* [EXTRACTED MATERIAL]
'''

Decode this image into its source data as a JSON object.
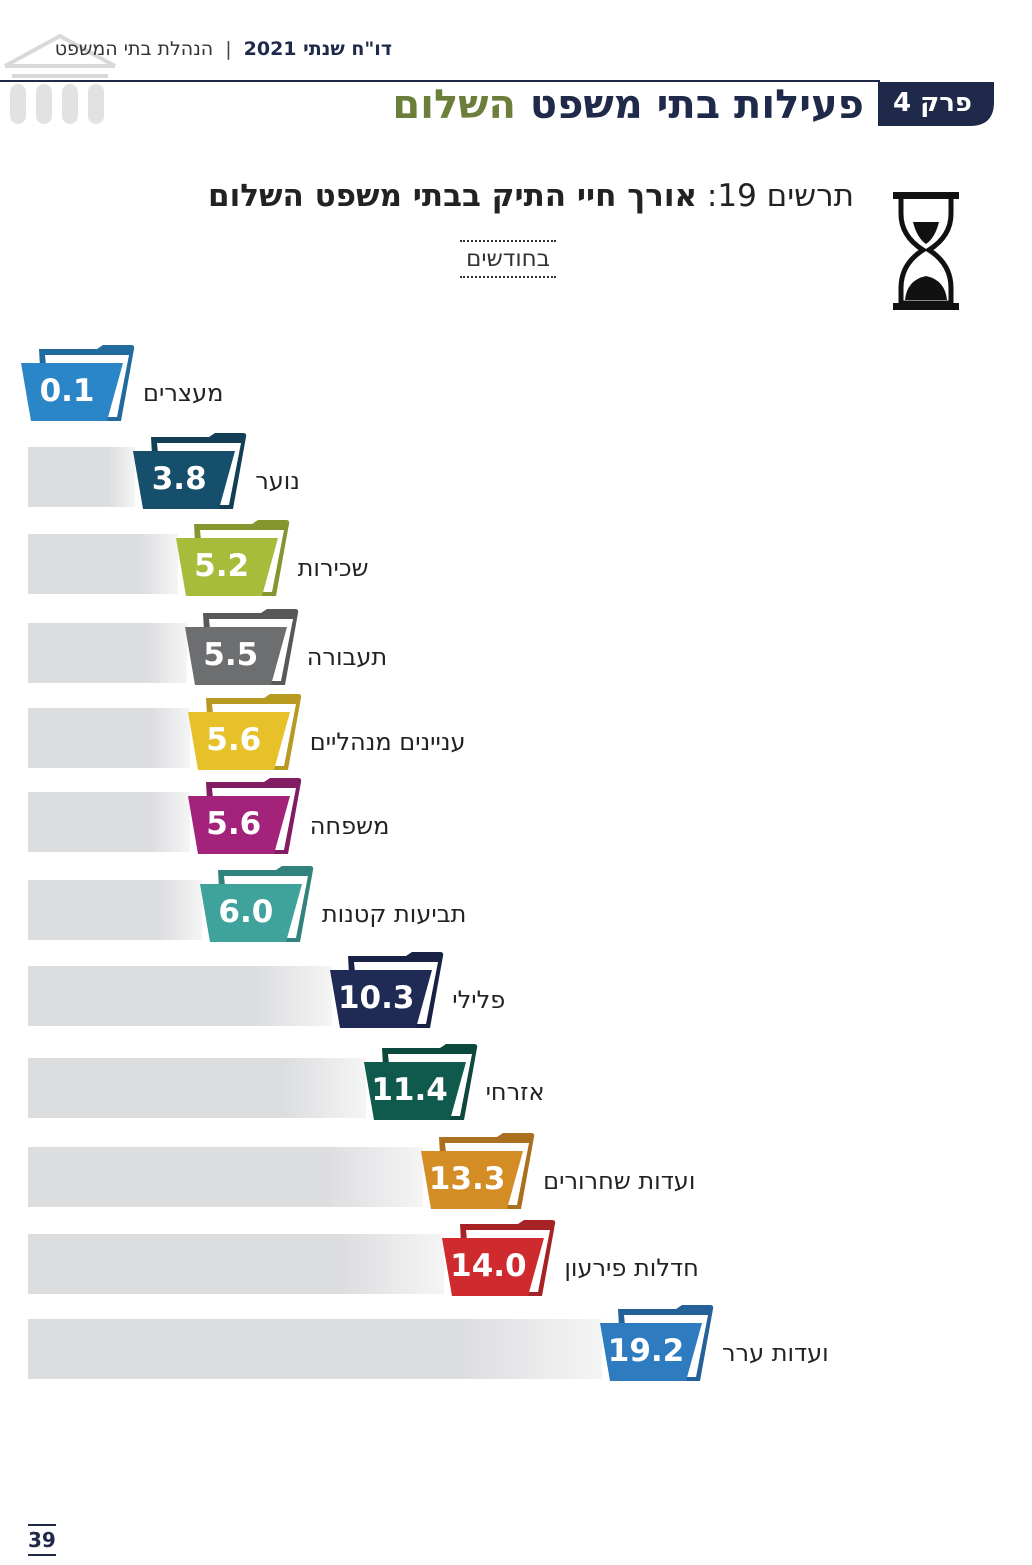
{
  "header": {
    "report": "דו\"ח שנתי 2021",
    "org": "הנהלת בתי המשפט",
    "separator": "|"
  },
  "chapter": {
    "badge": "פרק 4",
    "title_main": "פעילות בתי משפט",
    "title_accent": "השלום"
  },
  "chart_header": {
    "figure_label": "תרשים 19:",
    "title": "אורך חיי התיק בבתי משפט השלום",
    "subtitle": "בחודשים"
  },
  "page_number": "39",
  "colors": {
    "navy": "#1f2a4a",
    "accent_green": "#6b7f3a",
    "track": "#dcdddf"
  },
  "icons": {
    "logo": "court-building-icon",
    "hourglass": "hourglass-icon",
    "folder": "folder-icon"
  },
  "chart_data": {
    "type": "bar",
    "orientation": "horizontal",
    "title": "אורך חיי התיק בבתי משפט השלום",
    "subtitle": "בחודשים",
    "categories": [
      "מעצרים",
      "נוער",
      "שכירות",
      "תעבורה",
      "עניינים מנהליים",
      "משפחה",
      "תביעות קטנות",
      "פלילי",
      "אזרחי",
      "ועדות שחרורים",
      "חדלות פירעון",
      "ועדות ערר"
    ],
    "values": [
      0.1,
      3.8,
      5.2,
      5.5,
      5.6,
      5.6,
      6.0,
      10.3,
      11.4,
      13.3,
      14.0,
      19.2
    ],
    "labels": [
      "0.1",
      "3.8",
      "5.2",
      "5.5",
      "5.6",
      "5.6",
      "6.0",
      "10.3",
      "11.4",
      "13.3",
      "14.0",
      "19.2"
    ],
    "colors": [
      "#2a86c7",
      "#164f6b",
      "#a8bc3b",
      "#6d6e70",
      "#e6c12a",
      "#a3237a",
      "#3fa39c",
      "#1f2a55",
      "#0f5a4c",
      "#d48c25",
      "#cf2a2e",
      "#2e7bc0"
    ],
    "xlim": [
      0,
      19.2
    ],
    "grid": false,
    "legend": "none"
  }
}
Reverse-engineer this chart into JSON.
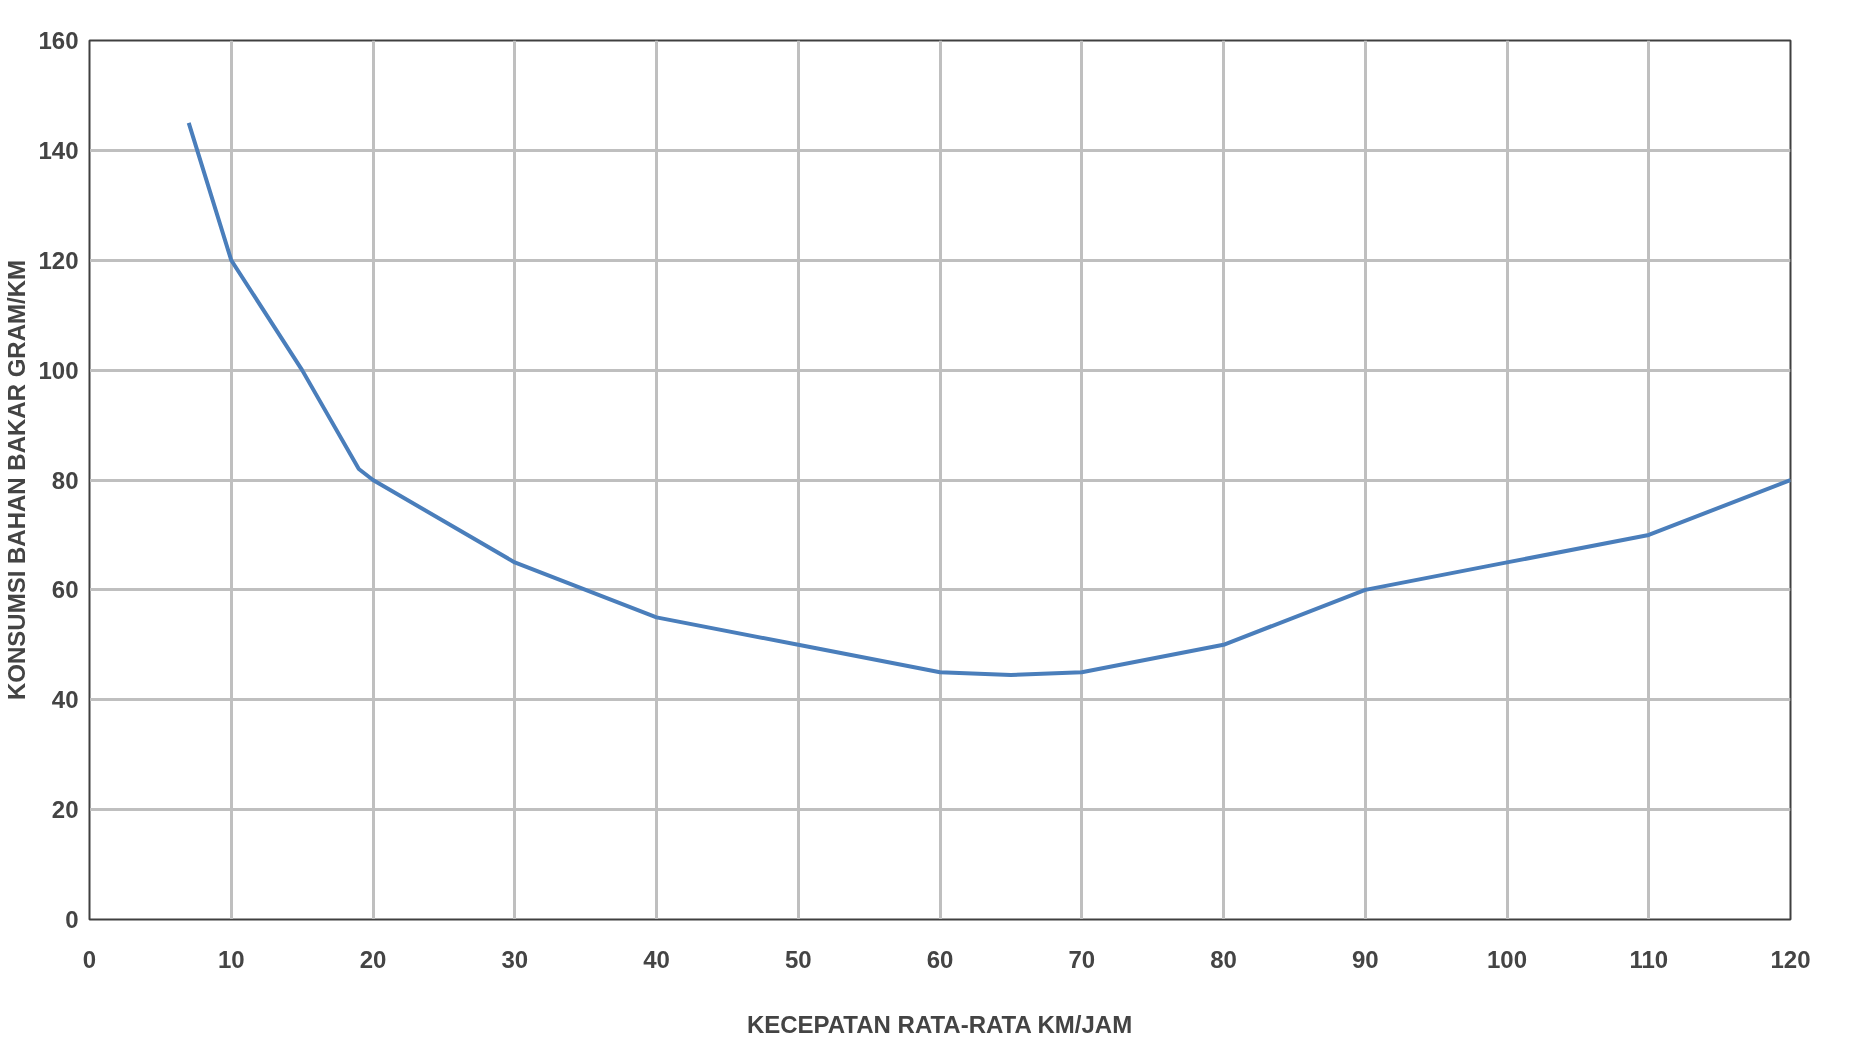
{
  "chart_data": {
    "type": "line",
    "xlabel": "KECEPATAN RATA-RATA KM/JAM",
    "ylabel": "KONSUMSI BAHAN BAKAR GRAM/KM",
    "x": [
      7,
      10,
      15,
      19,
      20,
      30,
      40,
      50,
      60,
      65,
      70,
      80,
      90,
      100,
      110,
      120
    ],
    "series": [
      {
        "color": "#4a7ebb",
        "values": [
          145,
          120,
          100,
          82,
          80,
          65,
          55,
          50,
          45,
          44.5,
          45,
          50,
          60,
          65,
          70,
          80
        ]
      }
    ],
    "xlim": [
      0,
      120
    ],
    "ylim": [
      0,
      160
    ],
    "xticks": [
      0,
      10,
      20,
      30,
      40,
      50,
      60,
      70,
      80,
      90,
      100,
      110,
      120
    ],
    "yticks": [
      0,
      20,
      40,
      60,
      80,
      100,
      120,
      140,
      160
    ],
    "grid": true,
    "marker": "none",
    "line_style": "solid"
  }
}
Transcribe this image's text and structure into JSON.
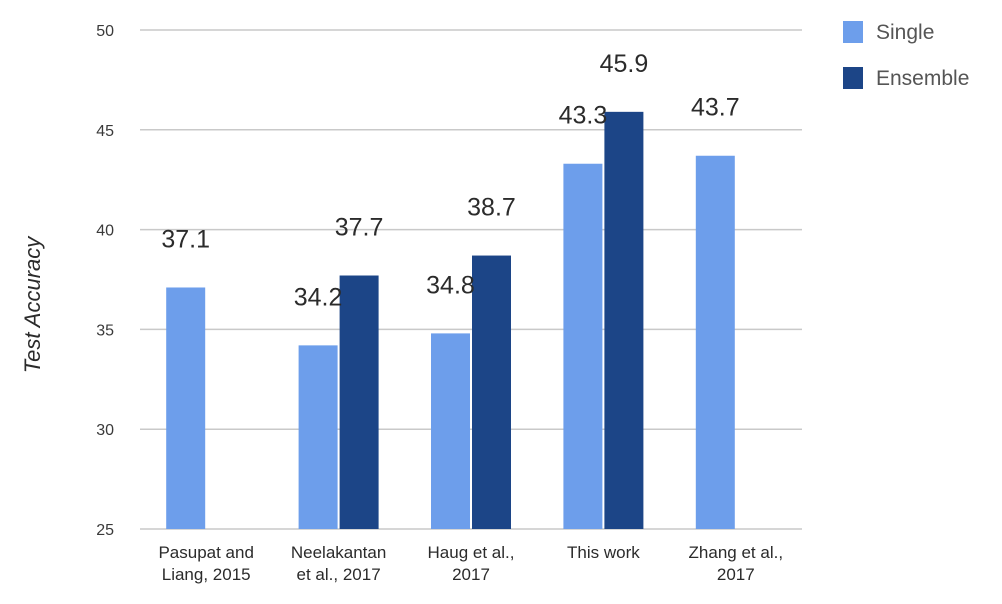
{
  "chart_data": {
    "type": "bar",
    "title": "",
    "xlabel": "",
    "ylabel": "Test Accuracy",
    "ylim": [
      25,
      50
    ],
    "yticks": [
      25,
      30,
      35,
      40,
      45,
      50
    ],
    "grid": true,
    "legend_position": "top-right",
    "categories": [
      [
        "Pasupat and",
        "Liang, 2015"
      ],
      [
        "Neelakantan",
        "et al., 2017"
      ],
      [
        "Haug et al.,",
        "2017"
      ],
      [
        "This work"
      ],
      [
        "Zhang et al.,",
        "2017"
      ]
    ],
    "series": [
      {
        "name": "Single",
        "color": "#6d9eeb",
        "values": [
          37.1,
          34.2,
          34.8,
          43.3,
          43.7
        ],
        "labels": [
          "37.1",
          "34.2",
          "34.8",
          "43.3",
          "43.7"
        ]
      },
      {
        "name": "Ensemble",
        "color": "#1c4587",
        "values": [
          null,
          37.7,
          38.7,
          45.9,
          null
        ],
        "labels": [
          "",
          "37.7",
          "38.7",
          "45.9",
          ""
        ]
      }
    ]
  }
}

'''

* [TASK REQUIREMENTS]
Make an exact copy of the records above, with the pictures left out.

* [CORRECT OUTPUT]
Decode this image into its source data as a JSON object.
{
  "header": {
    "report": "דו\"ח שנתי 2021",
    "org": "הנהלת בתי המשפט",
    "separator": "|"
  },
  "chapter": {
    "badge": "פרק 4",
    "title_main": "פעילות בתי משפט",
    "title_accent": "השלום"
  },
  "chart_header": {
    "figure_label": "תרשים 19:",
    "title": "אורך חיי התיק בבתי משפט השלום",
    "subtitle": "בחודשים"
  },
  "page_number": "39",
  "colors": {
    "navy": "#1f2a4a",
    "accent_green": "#6b7f3a",
    "track": "#dcdddf"
  },
  "icons": {
    "logo": "court-building-icon",
    "hourglass": "hourglass-icon",
    "folder": "folder-icon"
  },
  "chart_data": {
    "type": "bar",
    "orientation": "horizontal",
    "title": "אורך חיי התיק בבתי משפט השלום",
    "subtitle": "בחודשים",
    "categories": [
      "מעצרים",
      "נוער",
      "שכירות",
      "תעבורה",
      "עניינים מנהליים",
      "משפחה",
      "תביעות קטנות",
      "פלילי",
      "אזרחי",
      "ועדות שחרורים",
      "חדלות פירעון",
      "ועדות ערר"
    ],
    "values": [
      0.1,
      3.8,
      5.2,
      5.5,
      5.6,
      5.6,
      6.0,
      10.3,
      11.4,
      13.3,
      14.0,
      19.2
    ],
    "labels": [
      "0.1",
      "3.8",
      "5.2",
      "5.5",
      "5.6",
      "5.6",
      "6.0",
      "10.3",
      "11.4",
      "13.3",
      "14.0",
      "19.2"
    ],
    "colors": [
      "#2a86c7",
      "#164f6b",
      "#a8bc3b",
      "#6d6e70",
      "#e6c12a",
      "#a3237a",
      "#3fa39c",
      "#1f2a55",
      "#0f5a4c",
      "#d48c25",
      "#cf2a2e",
      "#2e7bc0"
    ],
    "xlim": [
      0,
      19.2
    ],
    "grid": false,
    "legend": "none"
  }
}
Reverse-engineer this chart into JSON.
{
  "chart_data": {
    "type": "line",
    "xlabel": "KECEPATAN RATA-RATA KM/JAM",
    "ylabel": "KONSUMSI BAHAN BAKAR GRAM/KM",
    "x": [
      7,
      10,
      15,
      19,
      20,
      30,
      40,
      50,
      60,
      65,
      70,
      80,
      90,
      100,
      110,
      120
    ],
    "series": [
      {
        "color": "#4a7ebb",
        "values": [
          145,
          120,
          100,
          82,
          80,
          65,
          55,
          50,
          45,
          44.5,
          45,
          50,
          60,
          65,
          70,
          80
        ]
      }
    ],
    "xlim": [
      0,
      120
    ],
    "ylim": [
      0,
      160
    ],
    "xticks": [
      0,
      10,
      20,
      30,
      40,
      50,
      60,
      70,
      80,
      90,
      100,
      110,
      120
    ],
    "yticks": [
      0,
      20,
      40,
      60,
      80,
      100,
      120,
      140,
      160
    ],
    "grid": true,
    "marker": "none",
    "line_style": "solid"
  }
}
Transcribe this image's text and structure into JSON.
{
  "chart_data": {
    "type": "bar",
    "title": "",
    "xlabel": "",
    "ylabel": "Test Accuracy",
    "ylim": [
      25,
      50
    ],
    "yticks": [
      25,
      30,
      35,
      40,
      45,
      50
    ],
    "grid": true,
    "legend_position": "top-right",
    "categories": [
      [
        "Pasupat and",
        "Liang, 2015"
      ],
      [
        "Neelakantan",
        "et al., 2017"
      ],
      [
        "Haug et al.,",
        "2017"
      ],
      [
        "This work"
      ],
      [
        "Zhang et al.,",
        "2017"
      ]
    ],
    "series": [
      {
        "name": "Single",
        "color": "#6d9eeb",
        "values": [
          37.1,
          34.2,
          34.8,
          43.3,
          43.7
        ],
        "labels": [
          "37.1",
          "34.2",
          "34.8",
          "43.3",
          "43.7"
        ]
      },
      {
        "name": "Ensemble",
        "color": "#1c4587",
        "values": [
          null,
          37.7,
          38.7,
          45.9,
          null
        ],
        "labels": [
          "",
          "37.7",
          "38.7",
          "45.9",
          ""
        ]
      }
    ]
  }
}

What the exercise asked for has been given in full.